**Problem details**
Your task is to reproduce the material exactly.
***** Dataset records *****
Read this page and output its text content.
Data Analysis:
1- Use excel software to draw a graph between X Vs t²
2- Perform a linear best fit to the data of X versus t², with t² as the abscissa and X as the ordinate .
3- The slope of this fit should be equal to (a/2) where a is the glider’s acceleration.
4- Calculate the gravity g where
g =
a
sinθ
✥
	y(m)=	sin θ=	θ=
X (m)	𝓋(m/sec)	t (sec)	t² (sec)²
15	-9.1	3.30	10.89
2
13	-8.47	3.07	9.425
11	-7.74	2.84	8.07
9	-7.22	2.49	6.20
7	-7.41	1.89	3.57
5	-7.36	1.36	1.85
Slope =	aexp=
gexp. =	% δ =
*****
**The reply**
Read this page and output its text content.
Data Analysis:
1- Use excel software to draw a graph between X Vs t²
2- Perform a linear best fit to the data of X versus t², with t² as the abscissa and X as the ordinate .
3- The slope of this fit should be equal to (a/2) where a is the glider’s acceleration.
4- Calculate the gravity g where
g =
a
sinθ
✥
	y(m)=	sin θ=	θ=
X (m)	𝓋(m/sec)	t (sec)	t² (sec)²
15	-9.1	3.30	10.89
2
13	-8.47	3.07	9.425
11	-7.74	2.84	8.07
9	-7.22	2.49	6.20
7	-7.41	1.89	3.57
5	-7.36	1.36	1.85
Slope =	aexp=
gexp. =	% δ =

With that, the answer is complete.